## Work to do:
Copy out the records word for word, beginning with the first line and continuing through the line that contains "num-workers-value: 10 — [744, 648, 762, 665]", including both of those lines.

-- START OF Records for this task --

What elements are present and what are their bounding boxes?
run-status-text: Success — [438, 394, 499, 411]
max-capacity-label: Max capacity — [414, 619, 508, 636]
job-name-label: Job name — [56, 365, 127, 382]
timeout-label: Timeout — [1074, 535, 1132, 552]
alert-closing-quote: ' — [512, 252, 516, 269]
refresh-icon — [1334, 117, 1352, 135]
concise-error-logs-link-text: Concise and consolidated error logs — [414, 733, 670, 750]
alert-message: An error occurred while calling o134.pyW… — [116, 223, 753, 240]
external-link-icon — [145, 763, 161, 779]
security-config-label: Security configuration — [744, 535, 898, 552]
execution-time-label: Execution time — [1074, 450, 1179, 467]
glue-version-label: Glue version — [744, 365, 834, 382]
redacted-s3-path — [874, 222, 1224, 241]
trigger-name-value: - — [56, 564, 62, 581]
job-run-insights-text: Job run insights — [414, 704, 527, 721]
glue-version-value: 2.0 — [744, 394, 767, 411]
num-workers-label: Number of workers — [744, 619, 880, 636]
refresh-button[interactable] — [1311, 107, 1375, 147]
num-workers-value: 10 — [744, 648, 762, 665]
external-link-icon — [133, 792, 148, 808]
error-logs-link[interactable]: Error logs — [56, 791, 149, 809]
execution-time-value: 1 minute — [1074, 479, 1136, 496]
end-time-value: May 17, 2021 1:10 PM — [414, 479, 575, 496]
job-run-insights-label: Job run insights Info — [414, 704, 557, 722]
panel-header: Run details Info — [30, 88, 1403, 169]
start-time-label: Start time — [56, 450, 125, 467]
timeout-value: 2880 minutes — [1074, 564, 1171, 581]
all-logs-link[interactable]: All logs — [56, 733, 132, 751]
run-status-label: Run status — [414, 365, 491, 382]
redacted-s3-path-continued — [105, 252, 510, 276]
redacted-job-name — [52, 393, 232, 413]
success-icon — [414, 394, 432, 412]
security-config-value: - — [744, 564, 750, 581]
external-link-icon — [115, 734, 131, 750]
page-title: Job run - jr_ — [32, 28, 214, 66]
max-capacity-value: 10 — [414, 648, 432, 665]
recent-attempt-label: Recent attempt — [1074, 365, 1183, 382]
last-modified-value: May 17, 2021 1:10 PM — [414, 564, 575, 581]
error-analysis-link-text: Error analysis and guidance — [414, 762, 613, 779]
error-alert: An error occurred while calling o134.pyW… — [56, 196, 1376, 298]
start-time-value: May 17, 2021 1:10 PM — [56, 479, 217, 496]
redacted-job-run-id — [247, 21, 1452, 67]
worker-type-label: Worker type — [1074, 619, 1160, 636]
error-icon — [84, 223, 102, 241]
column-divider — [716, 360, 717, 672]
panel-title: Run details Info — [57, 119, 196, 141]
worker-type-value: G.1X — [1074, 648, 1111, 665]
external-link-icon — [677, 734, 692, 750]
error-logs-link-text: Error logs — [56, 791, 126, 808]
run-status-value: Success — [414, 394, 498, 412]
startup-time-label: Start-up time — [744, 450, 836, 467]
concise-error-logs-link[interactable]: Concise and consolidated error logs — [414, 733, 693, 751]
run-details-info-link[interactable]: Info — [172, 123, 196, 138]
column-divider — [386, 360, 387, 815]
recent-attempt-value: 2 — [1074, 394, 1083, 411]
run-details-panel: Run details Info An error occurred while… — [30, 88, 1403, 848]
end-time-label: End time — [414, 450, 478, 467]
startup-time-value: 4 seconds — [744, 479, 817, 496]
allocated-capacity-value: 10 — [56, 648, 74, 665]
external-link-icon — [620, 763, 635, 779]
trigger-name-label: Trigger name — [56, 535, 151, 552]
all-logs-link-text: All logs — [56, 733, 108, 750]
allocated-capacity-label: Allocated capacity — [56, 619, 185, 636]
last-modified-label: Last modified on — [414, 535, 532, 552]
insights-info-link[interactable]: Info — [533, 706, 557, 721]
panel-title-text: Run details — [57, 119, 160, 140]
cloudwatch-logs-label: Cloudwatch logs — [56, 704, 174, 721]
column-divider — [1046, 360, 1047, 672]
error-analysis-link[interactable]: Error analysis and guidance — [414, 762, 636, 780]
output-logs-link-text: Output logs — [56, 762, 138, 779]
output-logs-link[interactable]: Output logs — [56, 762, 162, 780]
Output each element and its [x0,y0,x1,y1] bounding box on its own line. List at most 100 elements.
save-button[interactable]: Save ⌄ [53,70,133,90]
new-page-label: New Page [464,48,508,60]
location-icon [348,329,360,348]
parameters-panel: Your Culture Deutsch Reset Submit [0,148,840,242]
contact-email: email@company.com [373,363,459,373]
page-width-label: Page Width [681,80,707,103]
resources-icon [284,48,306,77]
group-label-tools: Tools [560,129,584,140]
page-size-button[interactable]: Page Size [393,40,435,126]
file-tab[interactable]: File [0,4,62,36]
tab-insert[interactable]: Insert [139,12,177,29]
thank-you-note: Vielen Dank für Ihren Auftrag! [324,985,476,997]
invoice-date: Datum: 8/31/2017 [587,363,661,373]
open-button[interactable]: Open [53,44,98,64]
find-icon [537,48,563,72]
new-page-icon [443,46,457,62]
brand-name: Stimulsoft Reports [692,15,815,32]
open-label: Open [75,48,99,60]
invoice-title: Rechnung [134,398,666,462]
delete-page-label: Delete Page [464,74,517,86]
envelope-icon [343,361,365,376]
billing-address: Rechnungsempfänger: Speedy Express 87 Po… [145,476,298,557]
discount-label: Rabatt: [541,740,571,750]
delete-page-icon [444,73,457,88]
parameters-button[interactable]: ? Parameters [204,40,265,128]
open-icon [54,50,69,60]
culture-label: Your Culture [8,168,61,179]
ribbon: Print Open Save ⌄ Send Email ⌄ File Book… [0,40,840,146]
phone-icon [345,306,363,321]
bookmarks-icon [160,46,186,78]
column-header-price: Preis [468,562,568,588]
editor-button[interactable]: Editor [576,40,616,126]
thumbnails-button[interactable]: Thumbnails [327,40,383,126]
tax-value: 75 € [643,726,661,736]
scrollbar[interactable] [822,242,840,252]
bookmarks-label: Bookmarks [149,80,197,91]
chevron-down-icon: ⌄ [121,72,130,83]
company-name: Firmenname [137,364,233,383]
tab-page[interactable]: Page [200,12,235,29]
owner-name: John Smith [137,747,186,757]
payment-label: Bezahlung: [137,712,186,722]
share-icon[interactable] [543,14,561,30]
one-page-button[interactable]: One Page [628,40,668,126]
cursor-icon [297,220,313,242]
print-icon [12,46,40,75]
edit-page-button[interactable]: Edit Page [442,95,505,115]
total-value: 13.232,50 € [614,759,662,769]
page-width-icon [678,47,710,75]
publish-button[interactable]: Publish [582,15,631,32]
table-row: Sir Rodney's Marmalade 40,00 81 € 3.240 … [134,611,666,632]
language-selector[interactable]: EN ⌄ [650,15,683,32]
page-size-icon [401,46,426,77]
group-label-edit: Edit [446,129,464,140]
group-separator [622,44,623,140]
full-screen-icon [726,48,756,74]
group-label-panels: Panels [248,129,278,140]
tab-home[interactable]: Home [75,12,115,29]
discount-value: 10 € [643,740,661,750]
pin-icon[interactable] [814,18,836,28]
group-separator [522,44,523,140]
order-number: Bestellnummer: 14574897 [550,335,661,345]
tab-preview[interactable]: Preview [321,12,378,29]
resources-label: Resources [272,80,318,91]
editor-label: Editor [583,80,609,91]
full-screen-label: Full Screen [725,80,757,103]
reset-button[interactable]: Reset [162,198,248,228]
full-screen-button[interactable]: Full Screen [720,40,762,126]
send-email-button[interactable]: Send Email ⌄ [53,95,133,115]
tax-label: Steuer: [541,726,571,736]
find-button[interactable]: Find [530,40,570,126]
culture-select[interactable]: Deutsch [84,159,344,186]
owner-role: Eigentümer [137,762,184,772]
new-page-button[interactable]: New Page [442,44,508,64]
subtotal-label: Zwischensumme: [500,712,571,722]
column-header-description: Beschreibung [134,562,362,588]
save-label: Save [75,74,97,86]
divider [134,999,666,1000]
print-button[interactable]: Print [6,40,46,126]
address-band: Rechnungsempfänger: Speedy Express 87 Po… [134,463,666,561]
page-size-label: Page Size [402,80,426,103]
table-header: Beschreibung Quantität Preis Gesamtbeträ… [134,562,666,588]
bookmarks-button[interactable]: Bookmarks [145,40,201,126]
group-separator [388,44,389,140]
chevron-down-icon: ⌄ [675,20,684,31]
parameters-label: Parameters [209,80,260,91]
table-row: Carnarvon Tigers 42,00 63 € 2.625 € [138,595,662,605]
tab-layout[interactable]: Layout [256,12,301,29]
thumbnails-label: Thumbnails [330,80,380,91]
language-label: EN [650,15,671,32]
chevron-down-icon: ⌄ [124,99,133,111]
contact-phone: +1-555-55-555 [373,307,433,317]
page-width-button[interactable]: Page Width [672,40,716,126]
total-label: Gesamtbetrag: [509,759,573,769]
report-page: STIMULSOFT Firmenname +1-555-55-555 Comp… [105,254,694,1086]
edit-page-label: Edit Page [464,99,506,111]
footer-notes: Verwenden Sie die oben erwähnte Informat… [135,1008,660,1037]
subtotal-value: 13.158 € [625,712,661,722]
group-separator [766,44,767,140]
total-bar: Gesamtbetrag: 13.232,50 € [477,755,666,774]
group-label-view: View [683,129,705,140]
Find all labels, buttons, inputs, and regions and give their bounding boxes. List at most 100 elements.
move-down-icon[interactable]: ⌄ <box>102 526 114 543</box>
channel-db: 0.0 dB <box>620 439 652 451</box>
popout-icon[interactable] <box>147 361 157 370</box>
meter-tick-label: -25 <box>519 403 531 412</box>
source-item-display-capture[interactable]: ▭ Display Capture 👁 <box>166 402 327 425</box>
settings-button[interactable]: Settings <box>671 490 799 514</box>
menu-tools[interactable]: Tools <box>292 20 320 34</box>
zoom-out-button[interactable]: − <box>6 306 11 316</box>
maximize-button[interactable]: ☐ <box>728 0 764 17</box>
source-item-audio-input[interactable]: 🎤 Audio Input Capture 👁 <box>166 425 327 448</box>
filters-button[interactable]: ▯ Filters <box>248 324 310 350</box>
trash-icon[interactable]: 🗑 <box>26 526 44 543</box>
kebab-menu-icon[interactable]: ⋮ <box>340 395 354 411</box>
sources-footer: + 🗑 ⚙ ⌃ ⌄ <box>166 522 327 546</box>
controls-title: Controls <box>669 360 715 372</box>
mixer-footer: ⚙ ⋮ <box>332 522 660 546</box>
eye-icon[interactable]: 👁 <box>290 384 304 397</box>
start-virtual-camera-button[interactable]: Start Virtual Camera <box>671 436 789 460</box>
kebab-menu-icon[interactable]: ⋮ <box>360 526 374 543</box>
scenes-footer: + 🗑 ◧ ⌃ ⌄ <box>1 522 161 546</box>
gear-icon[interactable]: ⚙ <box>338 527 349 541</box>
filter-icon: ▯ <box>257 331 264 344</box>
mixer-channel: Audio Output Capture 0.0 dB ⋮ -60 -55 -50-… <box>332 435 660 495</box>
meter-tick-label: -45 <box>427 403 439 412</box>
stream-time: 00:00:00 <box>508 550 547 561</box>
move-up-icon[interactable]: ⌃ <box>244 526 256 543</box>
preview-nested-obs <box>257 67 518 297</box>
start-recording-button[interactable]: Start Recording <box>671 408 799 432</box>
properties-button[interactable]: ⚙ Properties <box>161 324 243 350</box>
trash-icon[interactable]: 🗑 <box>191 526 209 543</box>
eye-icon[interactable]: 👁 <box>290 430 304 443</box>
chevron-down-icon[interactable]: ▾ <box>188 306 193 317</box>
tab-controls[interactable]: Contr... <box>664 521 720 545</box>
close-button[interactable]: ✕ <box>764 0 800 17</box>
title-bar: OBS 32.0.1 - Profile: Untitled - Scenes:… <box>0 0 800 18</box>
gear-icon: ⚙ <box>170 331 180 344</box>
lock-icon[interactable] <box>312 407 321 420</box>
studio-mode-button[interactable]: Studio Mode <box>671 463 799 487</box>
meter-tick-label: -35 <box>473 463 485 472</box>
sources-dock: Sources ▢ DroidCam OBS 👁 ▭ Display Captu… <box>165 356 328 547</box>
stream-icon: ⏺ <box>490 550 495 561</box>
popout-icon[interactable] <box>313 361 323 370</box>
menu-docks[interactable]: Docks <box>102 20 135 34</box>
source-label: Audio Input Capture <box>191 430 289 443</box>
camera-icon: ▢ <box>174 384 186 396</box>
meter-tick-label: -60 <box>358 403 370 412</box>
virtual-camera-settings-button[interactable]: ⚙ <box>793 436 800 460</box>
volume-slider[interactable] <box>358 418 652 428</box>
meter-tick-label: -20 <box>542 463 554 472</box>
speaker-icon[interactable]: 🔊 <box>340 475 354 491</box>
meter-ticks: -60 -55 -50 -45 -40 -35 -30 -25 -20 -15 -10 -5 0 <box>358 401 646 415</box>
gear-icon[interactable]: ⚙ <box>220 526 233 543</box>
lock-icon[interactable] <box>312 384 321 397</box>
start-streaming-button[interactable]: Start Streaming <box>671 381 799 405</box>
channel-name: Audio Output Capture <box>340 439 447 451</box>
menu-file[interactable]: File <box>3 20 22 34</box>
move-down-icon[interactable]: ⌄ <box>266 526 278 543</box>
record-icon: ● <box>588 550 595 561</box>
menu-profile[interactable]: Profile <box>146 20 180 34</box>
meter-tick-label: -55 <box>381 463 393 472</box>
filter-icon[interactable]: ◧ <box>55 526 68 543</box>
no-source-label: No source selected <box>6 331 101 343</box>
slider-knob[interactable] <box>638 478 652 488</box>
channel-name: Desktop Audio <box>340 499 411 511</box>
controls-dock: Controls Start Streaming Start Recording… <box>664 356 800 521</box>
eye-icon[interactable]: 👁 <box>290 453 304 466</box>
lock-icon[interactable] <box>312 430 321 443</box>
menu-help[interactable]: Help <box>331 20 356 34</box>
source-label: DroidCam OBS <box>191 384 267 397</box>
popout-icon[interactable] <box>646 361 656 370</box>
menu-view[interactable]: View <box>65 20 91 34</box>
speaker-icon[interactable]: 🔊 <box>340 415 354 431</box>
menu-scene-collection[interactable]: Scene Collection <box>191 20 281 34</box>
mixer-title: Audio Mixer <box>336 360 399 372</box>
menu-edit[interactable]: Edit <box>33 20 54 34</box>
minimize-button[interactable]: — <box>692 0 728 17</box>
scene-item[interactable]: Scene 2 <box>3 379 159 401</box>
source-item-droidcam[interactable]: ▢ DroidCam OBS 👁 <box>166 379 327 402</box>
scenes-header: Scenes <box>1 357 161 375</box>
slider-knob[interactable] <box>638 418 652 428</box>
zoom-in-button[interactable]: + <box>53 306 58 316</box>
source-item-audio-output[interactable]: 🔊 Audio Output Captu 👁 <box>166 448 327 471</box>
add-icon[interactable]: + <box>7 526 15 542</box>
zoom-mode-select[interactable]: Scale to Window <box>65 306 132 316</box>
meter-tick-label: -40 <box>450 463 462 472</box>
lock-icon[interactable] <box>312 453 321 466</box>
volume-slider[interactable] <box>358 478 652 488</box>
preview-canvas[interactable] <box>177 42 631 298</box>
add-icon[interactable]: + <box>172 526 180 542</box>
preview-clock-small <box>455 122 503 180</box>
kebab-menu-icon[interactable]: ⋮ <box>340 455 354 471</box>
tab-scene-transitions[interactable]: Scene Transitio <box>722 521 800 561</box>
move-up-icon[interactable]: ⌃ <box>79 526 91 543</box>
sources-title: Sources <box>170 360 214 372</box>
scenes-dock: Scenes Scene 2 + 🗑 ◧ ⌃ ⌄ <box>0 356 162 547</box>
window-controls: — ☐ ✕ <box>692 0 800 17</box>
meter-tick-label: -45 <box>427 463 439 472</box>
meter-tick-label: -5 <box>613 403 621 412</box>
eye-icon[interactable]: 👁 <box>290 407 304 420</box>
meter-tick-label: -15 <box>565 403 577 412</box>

-- END OF Records for this task --

## Task output:
What elements are present and what are their bounding boxes?
run-status-text: Success — [438, 394, 499, 411]
max-capacity-label: Max capacity — [414, 619, 508, 636]
job-name-label: Job name — [56, 365, 127, 382]
timeout-label: Timeout — [1074, 535, 1132, 552]
alert-closing-quote: ' — [512, 252, 516, 269]
refresh-icon — [1334, 117, 1352, 135]
concise-error-logs-link-text: Concise and consolidated error logs — [414, 733, 670, 750]
alert-message: An error occurred while calling o134.pyW… — [116, 223, 753, 240]
external-link-icon — [145, 763, 161, 779]
security-config-label: Security configuration — [744, 535, 898, 552]
execution-time-label: Execution time — [1074, 450, 1179, 467]
glue-version-label: Glue version — [744, 365, 834, 382]
redacted-s3-path — [874, 222, 1224, 241]
trigger-name-value: - — [56, 564, 62, 581]
job-run-insights-text: Job run insights — [414, 704, 527, 721]
glue-version-value: 2.0 — [744, 394, 767, 411]
num-workers-label: Number of workers — [744, 619, 880, 636]
refresh-button[interactable] — [1311, 107, 1375, 147]
num-workers-value: 10 — [744, 648, 762, 665]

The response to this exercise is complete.